**Supplied material:**
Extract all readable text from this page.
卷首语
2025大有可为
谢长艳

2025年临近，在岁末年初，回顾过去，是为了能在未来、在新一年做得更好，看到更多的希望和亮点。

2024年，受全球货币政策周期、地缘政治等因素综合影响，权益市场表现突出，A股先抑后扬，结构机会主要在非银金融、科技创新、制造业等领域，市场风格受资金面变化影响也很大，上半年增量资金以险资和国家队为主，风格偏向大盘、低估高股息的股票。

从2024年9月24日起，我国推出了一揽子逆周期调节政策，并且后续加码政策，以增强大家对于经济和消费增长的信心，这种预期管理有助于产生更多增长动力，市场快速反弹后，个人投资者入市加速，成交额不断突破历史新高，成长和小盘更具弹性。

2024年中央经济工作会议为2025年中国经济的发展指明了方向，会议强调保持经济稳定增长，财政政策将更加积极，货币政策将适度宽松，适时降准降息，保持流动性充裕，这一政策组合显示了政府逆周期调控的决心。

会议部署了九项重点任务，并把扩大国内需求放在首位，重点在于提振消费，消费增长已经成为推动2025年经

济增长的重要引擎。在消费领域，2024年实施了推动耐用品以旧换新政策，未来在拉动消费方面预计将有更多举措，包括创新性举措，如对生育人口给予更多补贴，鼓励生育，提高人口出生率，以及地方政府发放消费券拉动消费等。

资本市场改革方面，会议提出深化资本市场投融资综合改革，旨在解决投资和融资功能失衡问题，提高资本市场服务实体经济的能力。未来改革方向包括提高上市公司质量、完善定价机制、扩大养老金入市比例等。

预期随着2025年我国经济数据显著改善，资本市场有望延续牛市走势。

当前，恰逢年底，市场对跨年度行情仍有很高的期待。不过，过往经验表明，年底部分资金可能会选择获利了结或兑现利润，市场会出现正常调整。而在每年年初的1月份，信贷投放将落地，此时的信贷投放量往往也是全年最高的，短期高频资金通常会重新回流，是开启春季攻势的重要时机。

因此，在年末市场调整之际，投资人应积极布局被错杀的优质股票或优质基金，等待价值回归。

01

**What to produce:** Extract each line of the listing above, copying it word for word.

**Solved problem:**
Extract all readable text from this page.
卷首语
2025大有可为
谢长艳

2025年临近，在岁末年初，回顾过去，是为了能在未来、在新一年做得更好，看到更多的希望和亮点。

2024年，受全球货币政策周期、地缘政治等因素综合影响，权益市场表现突出，A股先抑后扬，结构机会主要在非银金融、科技创新、制造业等领域，市场风格受资金面变化影响也很大，上半年增量资金以险资和国家队为主，风格偏向大盘、低估高股息的股票。

从2024年9月24日起，我国推出了一揽子逆周期调节政策，并且后续加码政策，以增强大家对于经济和消费增长的信心，这种预期管理有助于产生更多增长动力，市场快速反弹后，个人投资者入市加速，成交额不断突破历史新高，成长和小盘更具弹性。

2024年中央经济工作会议为2025年中国经济的发展指明了方向，会议强调保持经济稳定增长，财政政策将更加积极，货币政策将适度宽松，适时降准降息，保持流动性充裕，这一政策组合显示了政府逆周期调控的决心。

会议部署了九项重点任务，并把扩大国内需求放在首位，重点在于提振消费，消费增长已经成为推动2025年经

济增长的重要引擎。在消费领域，2024年实施了推动耐用品以旧换新政策，未来在拉动消费方面预计将有更多举措，包括创新性举措，如对生育人口给予更多补贴，鼓励生育，提高人口出生率，以及地方政府发放消费券拉动消费等。

资本市场改革方面，会议提出深化资本市场投融资综合改革，旨在解决投资和融资功能失衡问题，提高资本市场服务实体经济的能力。未来改革方向包括提高上市公司质量、完善定价机制、扩大养老金入市比例等。

预期随着2025年我国经济数据显著改善，资本市场有望延续牛市走势。

当前，恰逢年底，市场对跨年度行情仍有很高的期待。不过，过往经验表明，年底部分资金可能会选择获利了结或兑现利润，市场会出现正常调整。而在每年年初的1月份，信贷投放将落地，此时的信贷投放量往往也是全年最高的，短期高频资金通常会重新回流，是开启春季攻势的重要时机。

因此，在年末市场调整之际，投资人应积极布局被错杀的优质股票或优质基金，等待价值回归。

01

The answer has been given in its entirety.